> [Dataset content]:
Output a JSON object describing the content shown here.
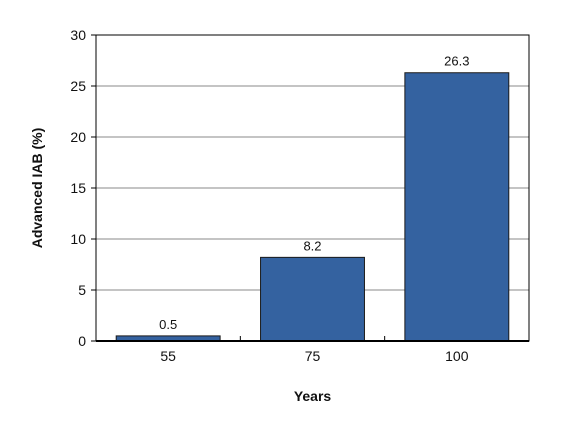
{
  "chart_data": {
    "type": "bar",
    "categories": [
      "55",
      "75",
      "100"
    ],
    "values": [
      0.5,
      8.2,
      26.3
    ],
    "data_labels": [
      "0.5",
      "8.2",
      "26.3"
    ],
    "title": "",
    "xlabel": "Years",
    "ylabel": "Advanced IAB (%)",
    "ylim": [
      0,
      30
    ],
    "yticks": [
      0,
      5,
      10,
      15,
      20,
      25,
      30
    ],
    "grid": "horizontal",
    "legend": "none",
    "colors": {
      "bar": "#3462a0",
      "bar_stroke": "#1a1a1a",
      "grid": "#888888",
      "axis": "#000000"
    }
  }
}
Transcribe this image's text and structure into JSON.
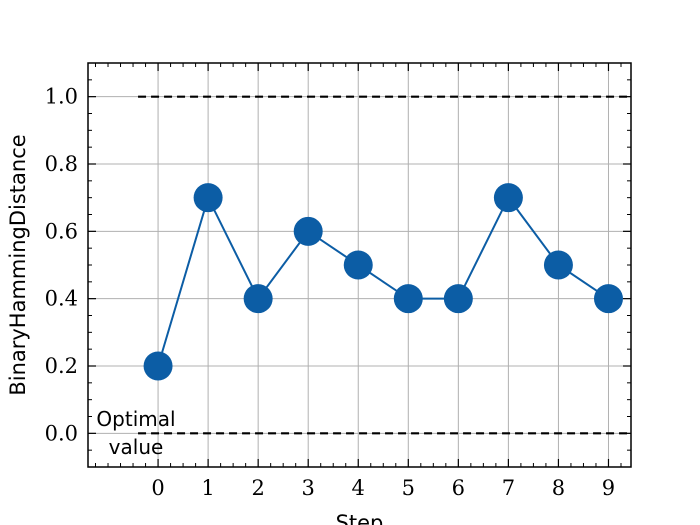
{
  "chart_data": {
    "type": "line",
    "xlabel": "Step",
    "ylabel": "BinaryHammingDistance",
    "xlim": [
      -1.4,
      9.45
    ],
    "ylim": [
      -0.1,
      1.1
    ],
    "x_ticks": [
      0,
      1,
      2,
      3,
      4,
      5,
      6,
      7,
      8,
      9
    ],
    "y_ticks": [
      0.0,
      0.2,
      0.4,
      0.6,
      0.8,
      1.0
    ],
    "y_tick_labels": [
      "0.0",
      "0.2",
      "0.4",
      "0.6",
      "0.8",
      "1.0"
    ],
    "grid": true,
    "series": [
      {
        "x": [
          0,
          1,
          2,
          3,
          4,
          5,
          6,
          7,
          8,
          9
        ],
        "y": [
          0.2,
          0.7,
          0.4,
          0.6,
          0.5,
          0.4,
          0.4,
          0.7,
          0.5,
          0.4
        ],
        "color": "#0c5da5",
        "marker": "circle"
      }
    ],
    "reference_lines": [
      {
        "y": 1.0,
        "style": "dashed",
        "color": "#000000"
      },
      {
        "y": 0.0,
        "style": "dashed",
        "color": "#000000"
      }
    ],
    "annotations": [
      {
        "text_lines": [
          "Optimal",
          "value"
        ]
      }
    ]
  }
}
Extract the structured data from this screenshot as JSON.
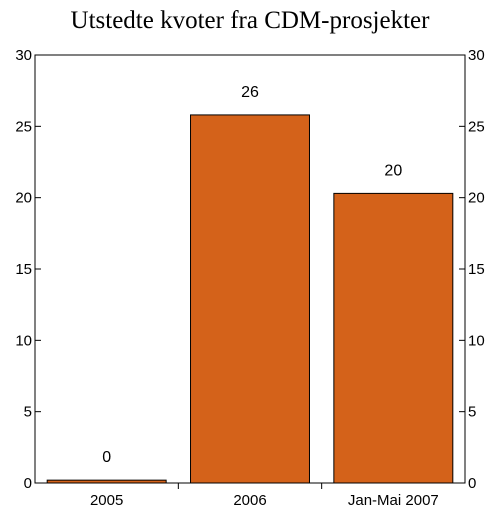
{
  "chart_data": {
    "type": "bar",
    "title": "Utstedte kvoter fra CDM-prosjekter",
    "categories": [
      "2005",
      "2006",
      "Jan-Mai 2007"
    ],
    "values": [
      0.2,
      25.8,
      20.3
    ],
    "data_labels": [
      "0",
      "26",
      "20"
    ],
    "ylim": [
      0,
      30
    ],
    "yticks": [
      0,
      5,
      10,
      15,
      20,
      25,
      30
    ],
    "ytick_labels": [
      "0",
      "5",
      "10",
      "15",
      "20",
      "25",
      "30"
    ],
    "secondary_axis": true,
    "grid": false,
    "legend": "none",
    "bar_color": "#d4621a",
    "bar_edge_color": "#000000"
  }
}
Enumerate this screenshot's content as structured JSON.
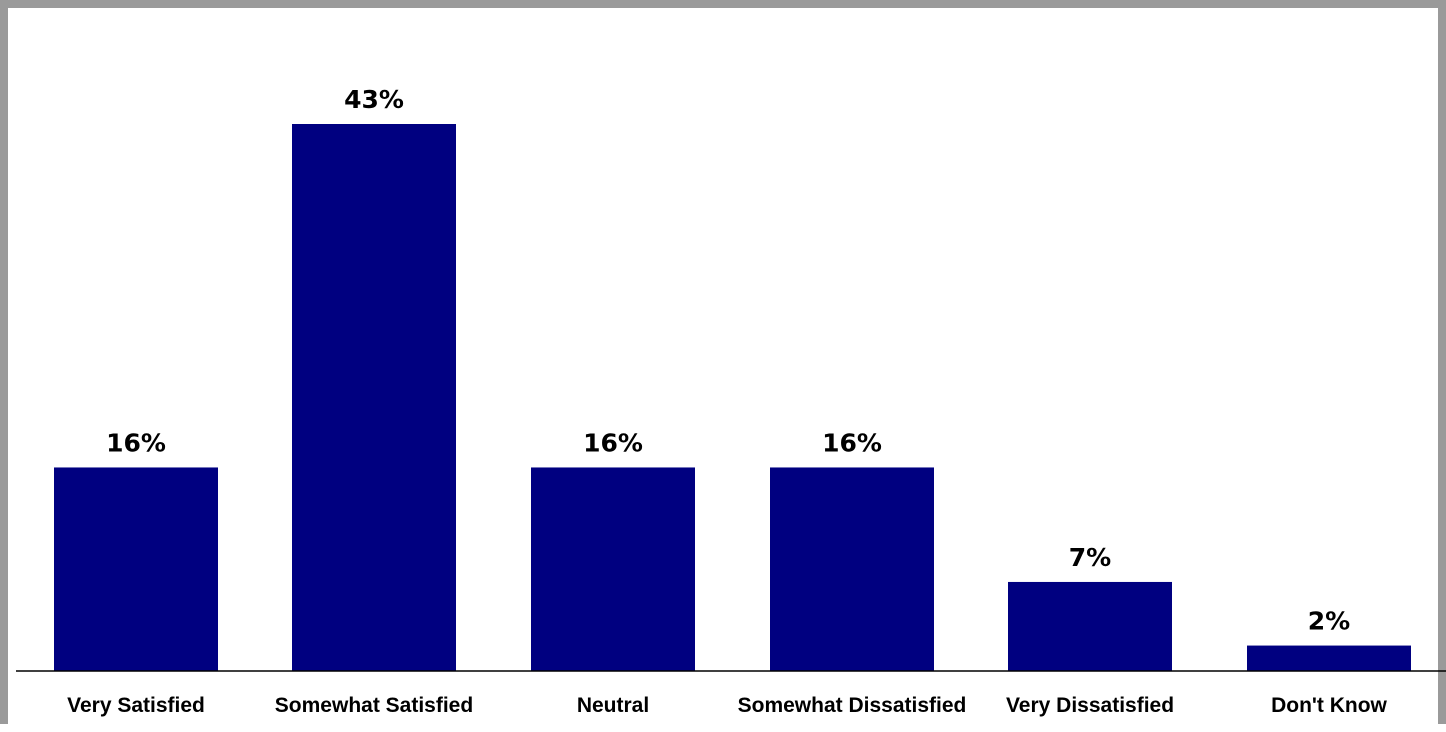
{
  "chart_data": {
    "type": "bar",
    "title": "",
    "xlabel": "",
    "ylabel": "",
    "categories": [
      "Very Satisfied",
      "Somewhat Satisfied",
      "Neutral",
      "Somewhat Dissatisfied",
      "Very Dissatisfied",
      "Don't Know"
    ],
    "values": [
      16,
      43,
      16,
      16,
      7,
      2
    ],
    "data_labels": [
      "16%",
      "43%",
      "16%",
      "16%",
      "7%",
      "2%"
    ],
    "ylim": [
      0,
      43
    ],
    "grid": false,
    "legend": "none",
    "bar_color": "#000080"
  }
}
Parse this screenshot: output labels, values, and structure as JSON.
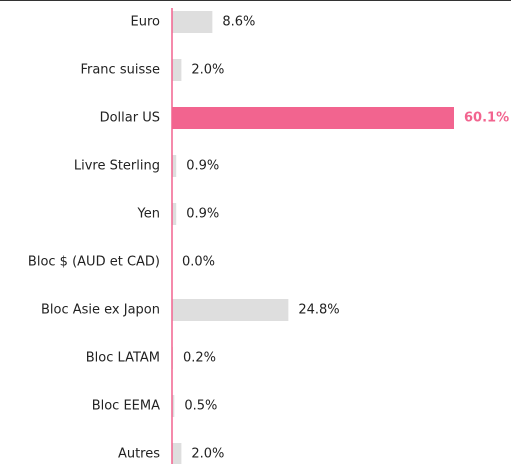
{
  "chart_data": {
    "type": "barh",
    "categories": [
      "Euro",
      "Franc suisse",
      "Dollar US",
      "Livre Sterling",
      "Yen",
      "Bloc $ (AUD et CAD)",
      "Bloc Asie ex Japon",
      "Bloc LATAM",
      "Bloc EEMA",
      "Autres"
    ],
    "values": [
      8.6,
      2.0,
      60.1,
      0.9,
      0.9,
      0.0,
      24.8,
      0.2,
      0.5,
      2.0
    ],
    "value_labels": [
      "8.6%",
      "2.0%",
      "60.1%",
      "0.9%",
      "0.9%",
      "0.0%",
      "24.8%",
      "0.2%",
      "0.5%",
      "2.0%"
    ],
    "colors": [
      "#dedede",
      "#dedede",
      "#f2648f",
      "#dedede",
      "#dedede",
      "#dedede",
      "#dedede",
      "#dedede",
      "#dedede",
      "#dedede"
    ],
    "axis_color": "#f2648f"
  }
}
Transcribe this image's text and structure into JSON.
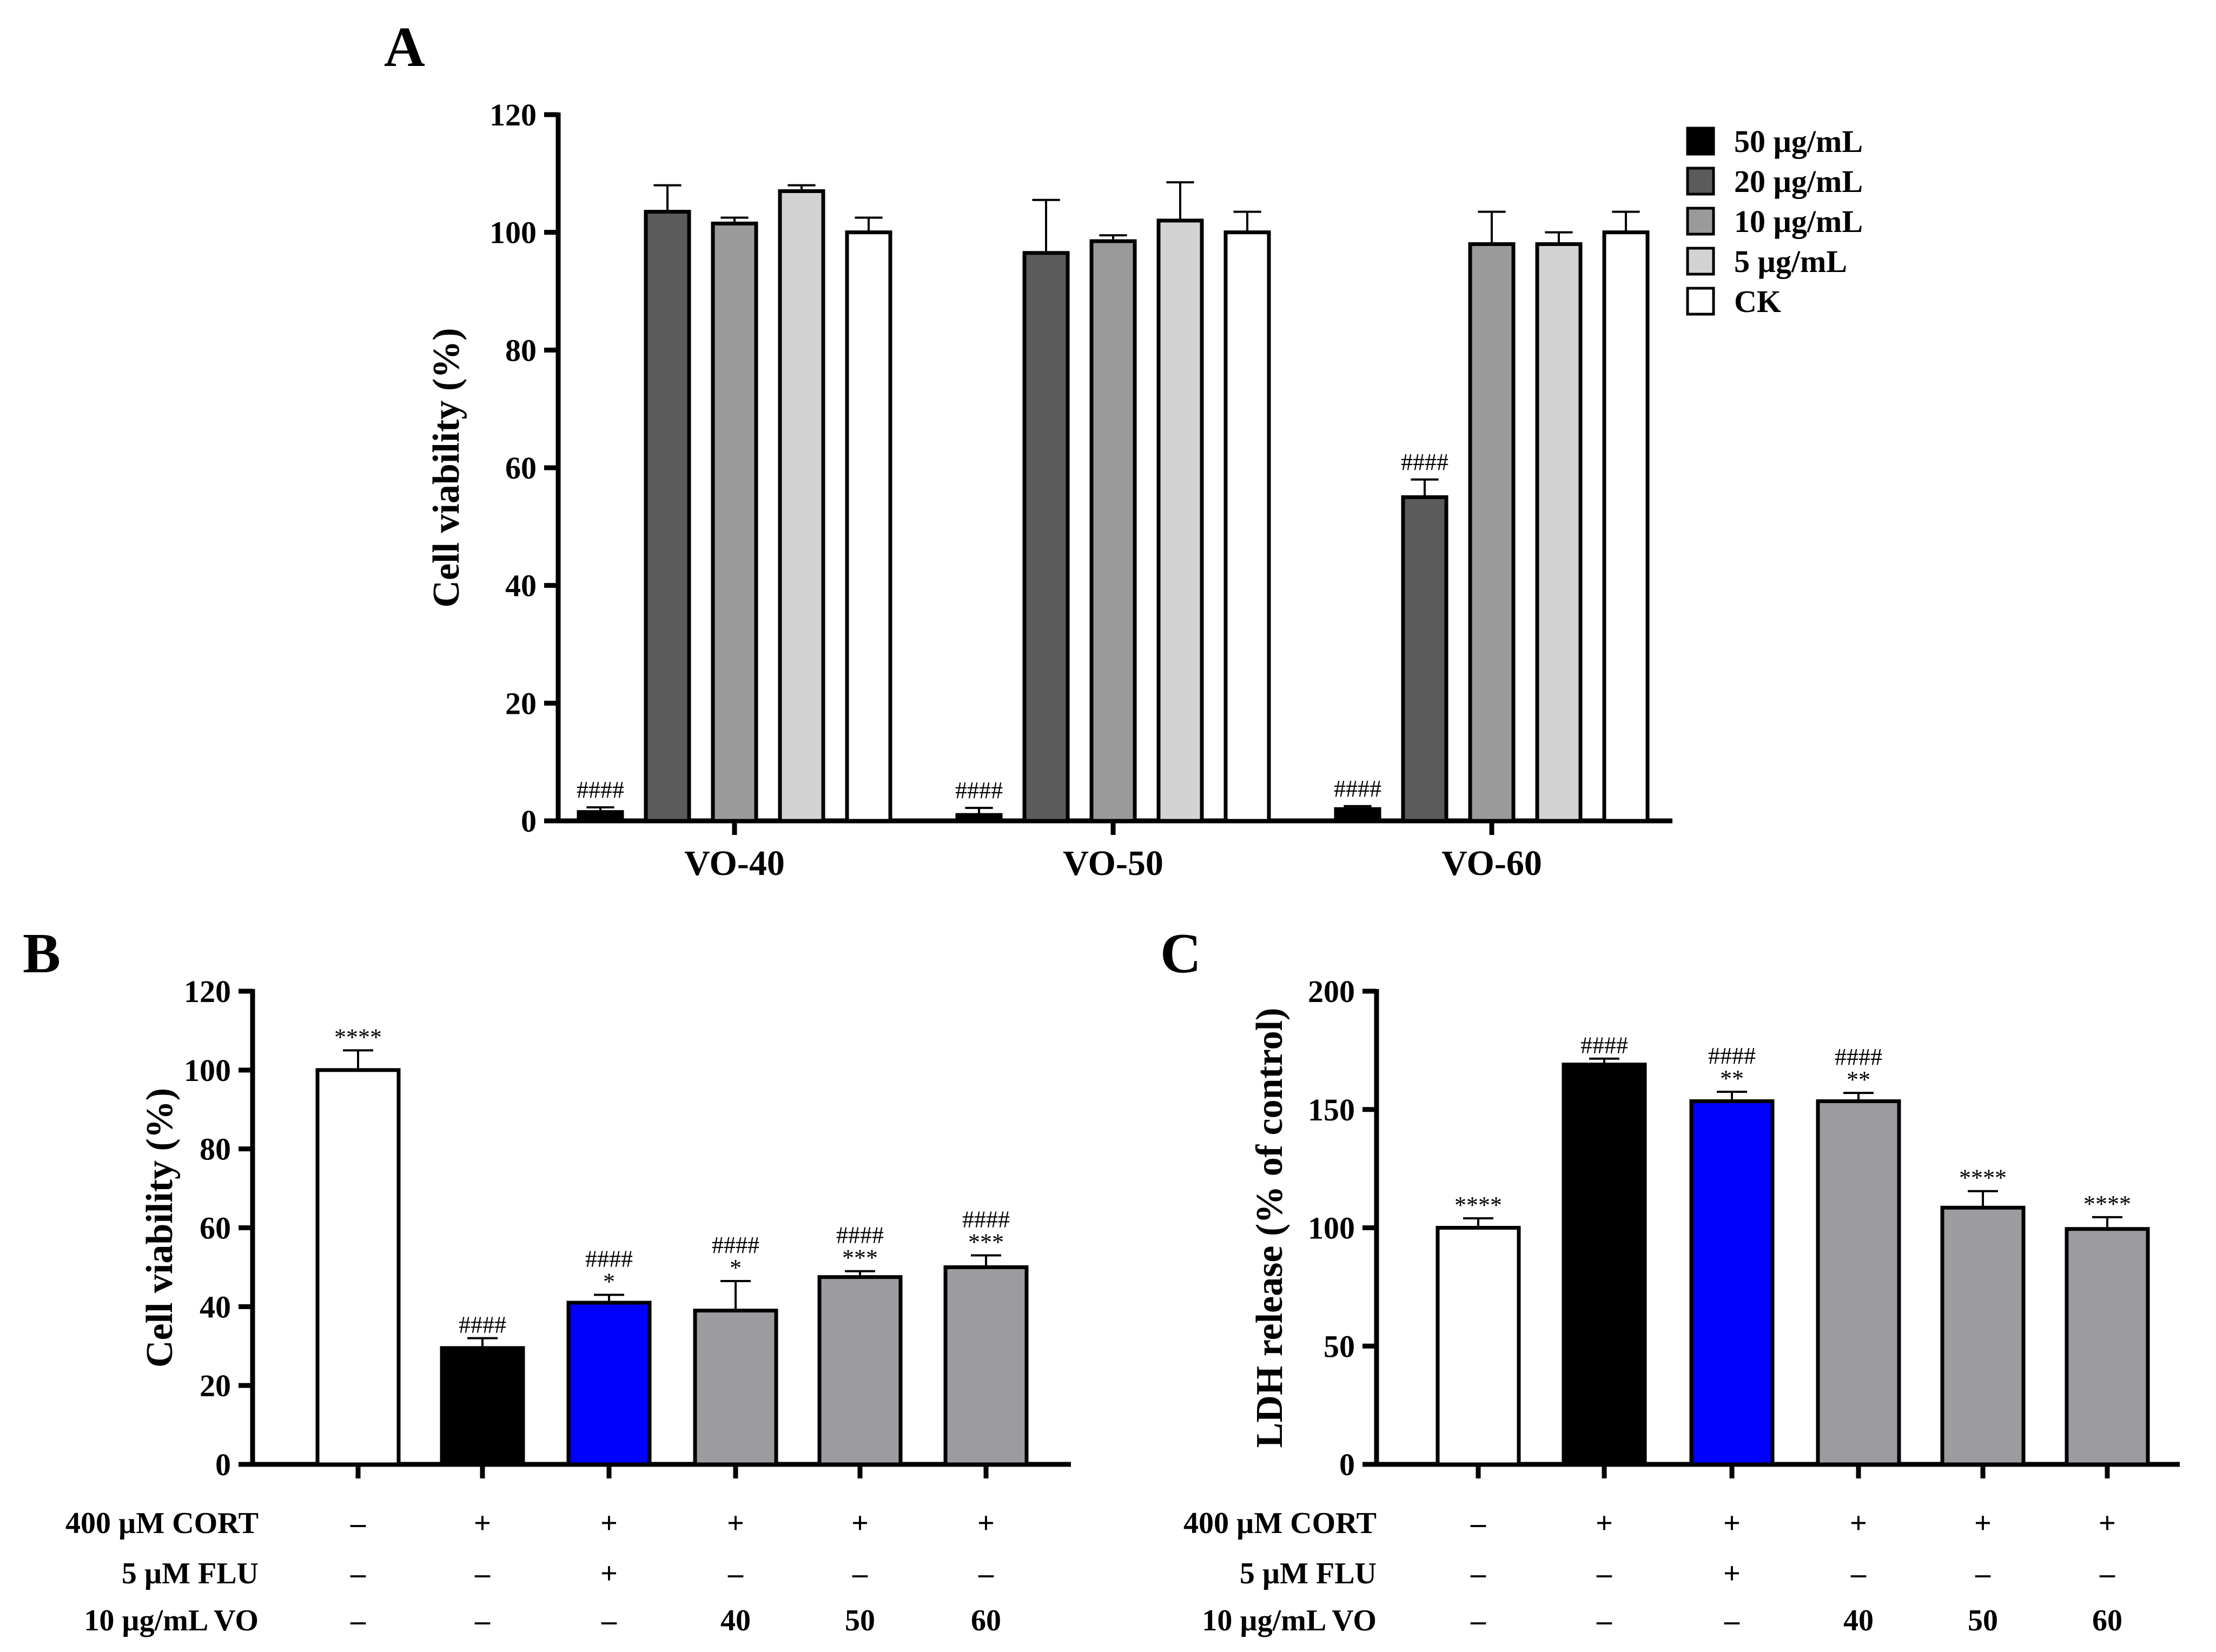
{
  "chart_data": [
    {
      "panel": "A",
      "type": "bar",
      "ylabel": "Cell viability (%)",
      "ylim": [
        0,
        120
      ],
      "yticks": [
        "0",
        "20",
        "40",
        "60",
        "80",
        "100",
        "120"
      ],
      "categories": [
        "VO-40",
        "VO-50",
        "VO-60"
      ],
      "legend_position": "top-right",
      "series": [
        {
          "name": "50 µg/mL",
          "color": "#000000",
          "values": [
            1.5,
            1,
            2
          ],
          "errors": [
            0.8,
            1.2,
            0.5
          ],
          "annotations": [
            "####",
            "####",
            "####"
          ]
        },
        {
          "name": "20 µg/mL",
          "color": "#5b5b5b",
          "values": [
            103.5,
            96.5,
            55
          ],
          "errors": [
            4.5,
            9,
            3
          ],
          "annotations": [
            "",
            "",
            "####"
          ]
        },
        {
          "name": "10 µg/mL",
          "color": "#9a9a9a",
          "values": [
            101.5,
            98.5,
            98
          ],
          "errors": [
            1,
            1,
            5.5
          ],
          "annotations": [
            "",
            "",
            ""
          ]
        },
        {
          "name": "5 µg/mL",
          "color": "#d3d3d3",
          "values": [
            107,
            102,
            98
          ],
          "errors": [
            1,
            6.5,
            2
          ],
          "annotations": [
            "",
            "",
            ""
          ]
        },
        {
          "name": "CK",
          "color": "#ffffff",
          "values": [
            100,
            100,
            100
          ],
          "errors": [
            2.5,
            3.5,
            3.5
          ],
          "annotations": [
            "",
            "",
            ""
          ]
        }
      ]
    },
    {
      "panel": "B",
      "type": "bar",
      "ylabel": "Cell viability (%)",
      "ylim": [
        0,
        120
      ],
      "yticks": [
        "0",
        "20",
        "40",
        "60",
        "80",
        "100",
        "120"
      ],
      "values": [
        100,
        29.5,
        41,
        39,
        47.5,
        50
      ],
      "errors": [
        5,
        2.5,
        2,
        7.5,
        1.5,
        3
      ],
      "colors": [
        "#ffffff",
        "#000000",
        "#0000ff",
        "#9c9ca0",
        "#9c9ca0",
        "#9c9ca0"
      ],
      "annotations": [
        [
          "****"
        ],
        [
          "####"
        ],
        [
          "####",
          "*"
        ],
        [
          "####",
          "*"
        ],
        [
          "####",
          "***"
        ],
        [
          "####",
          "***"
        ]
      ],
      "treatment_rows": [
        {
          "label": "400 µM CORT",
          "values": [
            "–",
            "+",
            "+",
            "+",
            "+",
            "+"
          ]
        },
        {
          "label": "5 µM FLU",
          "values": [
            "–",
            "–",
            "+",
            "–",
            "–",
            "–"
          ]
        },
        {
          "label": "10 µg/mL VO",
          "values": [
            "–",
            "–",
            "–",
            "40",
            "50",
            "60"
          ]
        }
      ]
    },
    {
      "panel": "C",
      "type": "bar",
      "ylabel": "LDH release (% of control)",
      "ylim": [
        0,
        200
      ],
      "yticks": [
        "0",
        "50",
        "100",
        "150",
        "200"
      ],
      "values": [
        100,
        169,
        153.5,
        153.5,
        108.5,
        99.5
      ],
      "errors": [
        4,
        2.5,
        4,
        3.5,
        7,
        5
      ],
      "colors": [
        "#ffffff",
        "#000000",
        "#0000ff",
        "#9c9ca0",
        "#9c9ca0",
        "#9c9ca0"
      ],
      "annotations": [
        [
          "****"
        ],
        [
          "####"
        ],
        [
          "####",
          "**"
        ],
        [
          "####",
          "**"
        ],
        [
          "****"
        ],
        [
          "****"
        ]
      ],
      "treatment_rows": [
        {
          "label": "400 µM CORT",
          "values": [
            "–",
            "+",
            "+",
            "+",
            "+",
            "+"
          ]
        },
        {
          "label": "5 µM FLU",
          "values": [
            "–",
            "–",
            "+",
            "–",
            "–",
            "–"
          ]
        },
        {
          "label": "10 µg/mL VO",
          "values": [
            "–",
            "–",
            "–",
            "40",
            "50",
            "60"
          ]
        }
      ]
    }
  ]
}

> [Set exercise]:
How many lines of these entries contain the string "Bloc"? Reply with the number alone.

> [Written response]:
4